* **GOAL OF THE EXERCISE**
Copy all the material that follows, keeping every character the same.
◇ ◇ ◇ ◇ ◇
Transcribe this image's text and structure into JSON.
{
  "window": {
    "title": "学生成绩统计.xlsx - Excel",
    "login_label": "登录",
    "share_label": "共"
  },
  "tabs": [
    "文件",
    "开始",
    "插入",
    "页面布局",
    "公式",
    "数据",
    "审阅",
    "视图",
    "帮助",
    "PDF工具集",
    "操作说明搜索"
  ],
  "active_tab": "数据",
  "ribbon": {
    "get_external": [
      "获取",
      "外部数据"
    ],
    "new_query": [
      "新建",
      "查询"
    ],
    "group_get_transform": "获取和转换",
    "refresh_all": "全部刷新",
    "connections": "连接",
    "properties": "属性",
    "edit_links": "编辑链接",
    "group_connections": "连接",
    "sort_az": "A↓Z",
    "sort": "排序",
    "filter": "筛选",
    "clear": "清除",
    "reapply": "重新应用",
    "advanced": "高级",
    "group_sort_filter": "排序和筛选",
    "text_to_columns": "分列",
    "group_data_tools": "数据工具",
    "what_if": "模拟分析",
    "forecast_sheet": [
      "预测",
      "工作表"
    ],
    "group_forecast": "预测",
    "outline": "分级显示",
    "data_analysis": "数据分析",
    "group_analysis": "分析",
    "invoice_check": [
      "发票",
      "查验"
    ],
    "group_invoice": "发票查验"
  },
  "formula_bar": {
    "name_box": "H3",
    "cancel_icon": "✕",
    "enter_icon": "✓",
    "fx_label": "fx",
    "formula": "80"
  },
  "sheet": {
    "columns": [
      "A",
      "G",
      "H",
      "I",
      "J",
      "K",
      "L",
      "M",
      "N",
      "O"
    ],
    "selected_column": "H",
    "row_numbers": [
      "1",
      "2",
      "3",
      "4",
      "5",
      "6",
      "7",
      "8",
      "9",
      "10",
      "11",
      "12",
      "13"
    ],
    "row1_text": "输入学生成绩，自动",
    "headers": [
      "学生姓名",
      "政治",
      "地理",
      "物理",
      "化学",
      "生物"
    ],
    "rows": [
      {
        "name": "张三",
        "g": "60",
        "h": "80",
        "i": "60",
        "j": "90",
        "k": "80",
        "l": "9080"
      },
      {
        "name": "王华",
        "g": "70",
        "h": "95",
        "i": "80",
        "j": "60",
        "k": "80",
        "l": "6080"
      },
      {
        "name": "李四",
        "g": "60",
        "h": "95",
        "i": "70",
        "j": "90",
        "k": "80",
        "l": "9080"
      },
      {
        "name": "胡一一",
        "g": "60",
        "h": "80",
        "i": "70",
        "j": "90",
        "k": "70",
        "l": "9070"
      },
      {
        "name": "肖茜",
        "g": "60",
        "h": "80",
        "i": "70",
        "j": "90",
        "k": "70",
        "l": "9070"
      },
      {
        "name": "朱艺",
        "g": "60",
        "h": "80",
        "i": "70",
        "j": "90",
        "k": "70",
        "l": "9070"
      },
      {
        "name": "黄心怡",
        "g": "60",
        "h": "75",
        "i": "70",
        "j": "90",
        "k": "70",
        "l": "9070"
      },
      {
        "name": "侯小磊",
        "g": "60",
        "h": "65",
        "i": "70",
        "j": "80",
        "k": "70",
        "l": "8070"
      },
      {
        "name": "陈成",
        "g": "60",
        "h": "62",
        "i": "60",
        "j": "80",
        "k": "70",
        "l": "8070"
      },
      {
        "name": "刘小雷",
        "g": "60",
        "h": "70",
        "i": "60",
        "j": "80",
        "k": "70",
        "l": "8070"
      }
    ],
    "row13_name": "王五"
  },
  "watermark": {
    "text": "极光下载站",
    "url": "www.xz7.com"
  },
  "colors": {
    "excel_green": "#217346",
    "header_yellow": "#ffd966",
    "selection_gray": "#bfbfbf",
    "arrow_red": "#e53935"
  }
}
◇ ◇ ◇ ◇ ◇
* **RESPONSE TO THIS TASK**
Transcribe this image's text and structure into JSON.
{
  "window": {
    "title": "学生成绩统计.xlsx - Excel",
    "login_label": "登录",
    "share_label": "共"
  },
  "tabs": [
    "文件",
    "开始",
    "插入",
    "页面布局",
    "公式",
    "数据",
    "审阅",
    "视图",
    "帮助",
    "PDF工具集",
    "操作说明搜索"
  ],
  "active_tab": "数据",
  "ribbon": {
    "get_external": [
      "获取",
      "外部数据"
    ],
    "new_query": [
      "新建",
      "查询"
    ],
    "group_get_transform": "获取和转换",
    "refresh_all": "全部刷新",
    "connections": "连接",
    "properties": "属性",
    "edit_links": "编辑链接",
    "group_connections": "连接",
    "sort_az": "A↓Z",
    "sort": "排序",
    "filter": "筛选",
    "clear": "清除",
    "reapply": "重新应用",
    "advanced": "高级",
    "group_sort_filter": "排序和筛选",
    "text_to_columns": "分列",
    "group_data_tools": "数据工具",
    "what_if": "模拟分析",
    "forecast_sheet": [
      "预测",
      "工作表"
    ],
    "group_forecast": "预测",
    "outline": "分级显示",
    "data_analysis": "数据分析",
    "group_analysis": "分析",
    "invoice_check": [
      "发票",
      "查验"
    ],
    "group_invoice": "发票查验"
  },
  "formula_bar": {
    "name_box": "H3",
    "cancel_icon": "✕",
    "enter_icon": "✓",
    "fx_label": "fx",
    "formula": "80"
  },
  "sheet": {
    "columns": [
      "A",
      "G",
      "H",
      "I",
      "J",
      "K",
      "L",
      "M",
      "N",
      "O"
    ],
    "selected_column": "H",
    "row_numbers": [
      "1",
      "2",
      "3",
      "4",
      "5",
      "6",
      "7",
      "8",
      "9",
      "10",
      "11",
      "12",
      "13"
    ],
    "row1_text": "输入学生成绩，自动",
    "headers": [
      "学生姓名",
      "政治",
      "地理",
      "物理",
      "化学",
      "生物"
    ],
    "rows": [
      {
        "name": "张三",
        "g": "60",
        "h": "80",
        "i": "60",
        "j": "90",
        "k": "80",
        "l": "9080"
      },
      {
        "name": "王华",
        "g": "70",
        "h": "95",
        "i": "80",
        "j": "60",
        "k": "80",
        "l": "6080"
      },
      {
        "name": "李四",
        "g": "60",
        "h": "95",
        "i": "70",
        "j": "90",
        "k": "80",
        "l": "9080"
      },
      {
        "name": "胡一一",
        "g": "60",
        "h": "80",
        "i": "70",
        "j": "90",
        "k": "70",
        "l": "9070"
      },
      {
        "name": "肖茜",
        "g": "60",
        "h": "80",
        "i": "70",
        "j": "90",
        "k": "70",
        "l": "9070"
      },
      {
        "name": "朱艺",
        "g": "60",
        "h": "80",
        "i": "70",
        "j": "90",
        "k": "70",
        "l": "9070"
      },
      {
        "name": "黄心怡",
        "g": "60",
        "h": "75",
        "i": "70",
        "j": "90",
        "k": "70",
        "l": "9070"
      },
      {
        "name": "侯小磊",
        "g": "60",
        "h": "65",
        "i": "70",
        "j": "80",
        "k": "70",
        "l": "8070"
      },
      {
        "name": "陈成",
        "g": "60",
        "h": "62",
        "i": "60",
        "j": "80",
        "k": "70",
        "l": "8070"
      },
      {
        "name": "刘小雷",
        "g": "60",
        "h": "70",
        "i": "60",
        "j": "80",
        "k": "70",
        "l": "8070"
      }
    ],
    "row13_name": "王五"
  },
  "watermark": {
    "text": "极光下载站",
    "url": "www.xz7.com"
  },
  "colors": {
    "excel_green": "#217346",
    "header_yellow": "#ffd966",
    "selection_gray": "#bfbfbf",
    "arrow_red": "#e53935"
  }
}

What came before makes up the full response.